REQUIREMENTS.
Copy every line below verbatim, leaving out the pictures.

DATASET.
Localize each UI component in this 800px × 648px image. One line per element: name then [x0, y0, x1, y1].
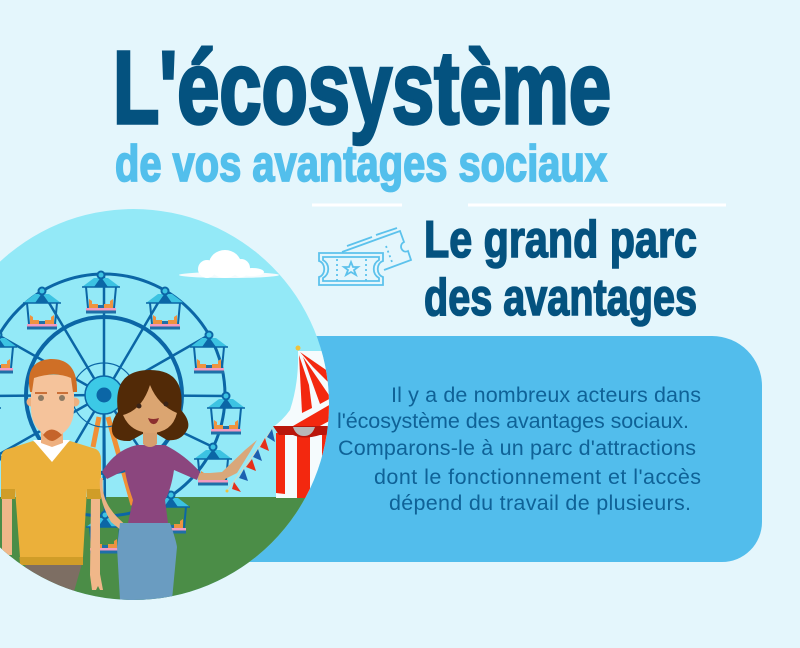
subtitle: de vos avantages sociaux [115, 135, 607, 192]
icon: tickets [319, 228, 411, 285]
cloud [179, 250, 279, 278]
section heading [424, 211, 697, 327]
illustration: amusement park circle [0, 205, 340, 610]
section heading: des avantages [424, 269, 697, 327]
intro text: l'écosystème des avantages sociaux. [337, 409, 689, 433]
woman [100, 370, 257, 600]
intro text: Il y a de nombreux acteurs dans [391, 383, 701, 407]
man [1, 359, 103, 610]
ferris wheel [0, 272, 245, 554]
intro text: dépend du travail de plusieurs. [389, 491, 691, 515]
intro text [337, 383, 701, 515]
section heading: Le grand parc [424, 211, 697, 269]
panel: intro text background [200, 336, 762, 562]
main title: L'écosystème [113, 30, 611, 145]
intro text: dont le fonctionnement et l'accès [374, 465, 701, 489]
circus tent [273, 346, 335, 498]
bunting flags [226, 428, 275, 492]
intro text: Comparons-le à un parc d'attractions [338, 436, 696, 460]
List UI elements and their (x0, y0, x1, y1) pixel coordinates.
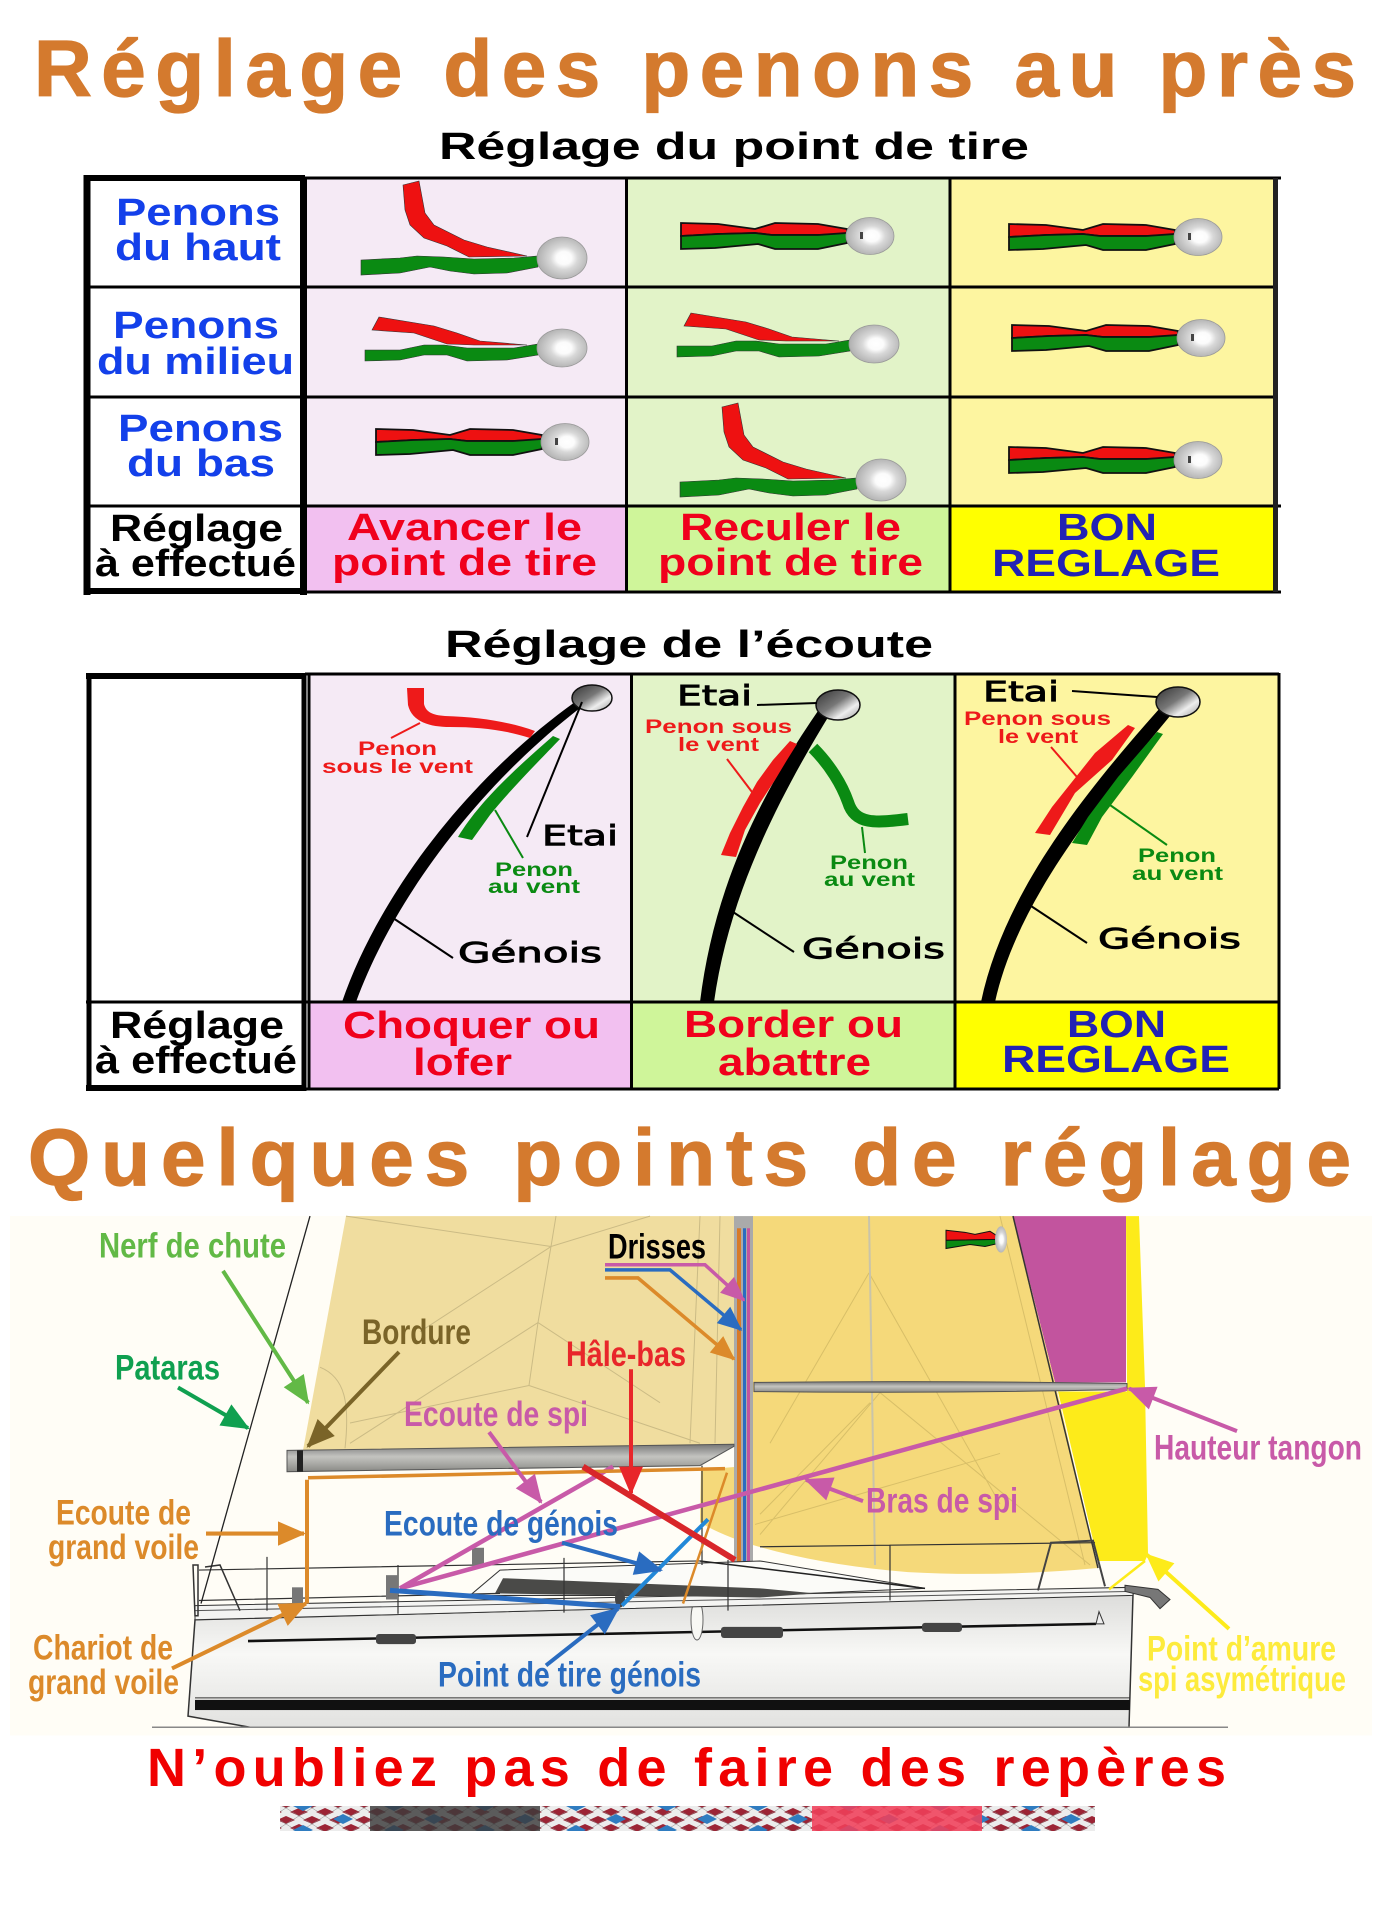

SOLUTION BELOW.
Localize each UI component in this 800px × 648px image. One line per element: name then [x0, y0, x1, y1].
subtitle: de vos avantages sociaux [115, 135, 607, 192]
icon: tickets [319, 228, 411, 285]
cloud [179, 250, 279, 278]
section heading [424, 211, 697, 327]
illustration: amusement park circle [0, 205, 340, 610]
section heading: des avantages [424, 269, 697, 327]
intro text: l'écosystème des avantages sociaux. [337, 409, 689, 433]
woman [100, 370, 257, 600]
intro text: Il y a de nombreux acteurs dans [391, 383, 701, 407]
man [1, 359, 103, 610]
ferris wheel [0, 272, 245, 554]
intro text: dépend du travail de plusieurs. [389, 491, 691, 515]
intro text [337, 383, 701, 515]
section heading: Le grand parc [424, 211, 697, 269]
panel: intro text background [200, 336, 762, 562]
main title: L'écosystème [113, 30, 611, 145]
intro text: dont le fonctionnement et l'accès [374, 465, 701, 489]
circus tent [273, 346, 335, 498]
bunting flags [226, 428, 275, 492]
intro text: Comparons-le à un parc d'attractions [338, 436, 696, 460]
List UI elements and their (x0, y0, x1, y1) pixel coordinates.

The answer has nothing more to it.